Mastodawn

Has anyone used Dirk Hovy's MACE (multi annotator competence evaluation) and knows if it can deal with items that receive multiple labels (by the same annotator)? #nlproc

Show thread

Tatjana Scheffler 2d ago

ah I looked at the data structures it uses and expect it's not possible. That's really too bad. I wonder how hard it would be to extend...

Show thread

Marc Schulder 1d ago

@tschfflr now that’s a blast from the past. I was Dirk‘s office mate back then and remember suggesting that acronym to sneak in my RPG character‘s name. Can’t help with your question though, sorry.

Show thread

Tatjana Scheffler 1d ago

@MarcSchulder ah, cool, I didn't know that!
On my bike to work I had the idea to binarize the labels by using an item-label combination as the new items and then just estimating the annotator competence on these binary yes/no labels. Then I could use MACE directly. Looks like someone already did it that way (https://homepages.tuni.fi/annamaria.mesaros/pubs/martinmorato_eusipco2021.pdf).
This should work if the items are basically independently rated for the overlapping labels (fine for my data). However, MACE also uses priors for the individual label prevalences, and in general information about overall label distribution (= harder or easier labels), and you'd completely use this information.

Set problem: Rewrite everything in the MACE thread from "This should work" down to "use this information.", substituting "separately" for "independently".

Data shown:
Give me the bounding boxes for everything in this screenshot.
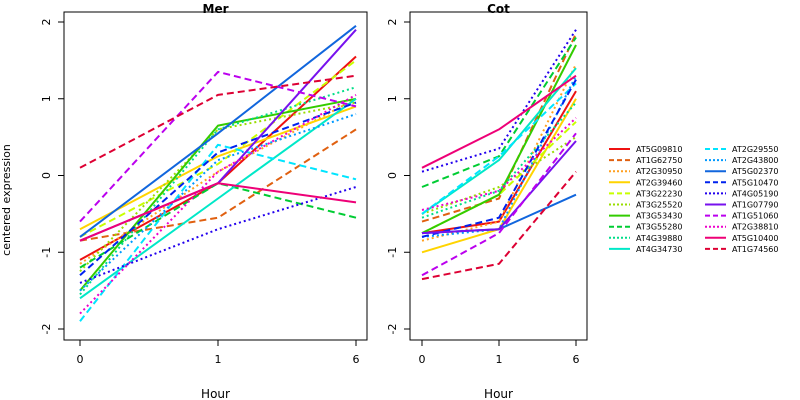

Solution to the exercise:
This should work if the items are basically separately rated for the overlapping labels (fine for my data). However, MACE also uses priors for the individual label prevalences, and in general information about overall label distribution (= harder or easier labels), and you'd completely use this information.